>> Begin

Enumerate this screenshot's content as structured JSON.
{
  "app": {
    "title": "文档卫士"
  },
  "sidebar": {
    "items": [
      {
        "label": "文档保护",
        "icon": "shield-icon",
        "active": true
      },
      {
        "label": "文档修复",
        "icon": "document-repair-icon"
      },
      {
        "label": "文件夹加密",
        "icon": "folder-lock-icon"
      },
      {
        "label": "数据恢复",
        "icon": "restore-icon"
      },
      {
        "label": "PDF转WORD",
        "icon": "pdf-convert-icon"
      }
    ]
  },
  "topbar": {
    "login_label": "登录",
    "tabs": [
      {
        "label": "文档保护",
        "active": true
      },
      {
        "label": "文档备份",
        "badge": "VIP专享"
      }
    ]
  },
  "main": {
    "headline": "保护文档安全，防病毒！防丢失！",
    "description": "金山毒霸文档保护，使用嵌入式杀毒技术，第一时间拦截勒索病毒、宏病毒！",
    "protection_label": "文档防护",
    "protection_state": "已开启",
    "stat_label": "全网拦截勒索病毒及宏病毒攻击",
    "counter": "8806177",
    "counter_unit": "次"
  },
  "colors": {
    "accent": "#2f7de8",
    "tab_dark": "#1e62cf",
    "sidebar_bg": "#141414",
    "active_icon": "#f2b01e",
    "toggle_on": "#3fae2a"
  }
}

>> End

WORK TO DO: Output each entry precisely as given.

RESULT OF THE EXERCISE:
Enumerate this screenshot's content as structured JSON.
{
  "app": {
    "title": "文档卫士"
  },
  "sidebar": {
    "items": [
      {
        "label": "文档保护",
        "icon": "shield-icon",
        "active": true
      },
      {
        "label": "文档修复",
        "icon": "document-repair-icon"
      },
      {
        "label": "文件夹加密",
        "icon": "folder-lock-icon"
      },
      {
        "label": "数据恢复",
        "icon": "restore-icon"
      },
      {
        "label": "PDF转WORD",
        "icon": "pdf-convert-icon"
      }
    ]
  },
  "topbar": {
    "login_label": "登录",
    "tabs": [
      {
        "label": "文档保护",
        "active": true
      },
      {
        "label": "文档备份",
        "badge": "VIP专享"
      }
    ]
  },
  "main": {
    "headline": "保护文档安全，防病毒！防丢失！",
    "description": "金山毒霸文档保护，使用嵌入式杀毒技术，第一时间拦截勒索病毒、宏病毒！",
    "protection_label": "文档防护",
    "protection_state": "已开启",
    "stat_label": "全网拦截勒索病毒及宏病毒攻击",
    "counter": "8806177",
    "counter_unit": "次"
  },
  "colors": {
    "accent": "#2f7de8",
    "tab_dark": "#1e62cf",
    "sidebar_bg": "#141414",
    "active_icon": "#f2b01e",
    "toggle_on": "#3fae2a"
  }
}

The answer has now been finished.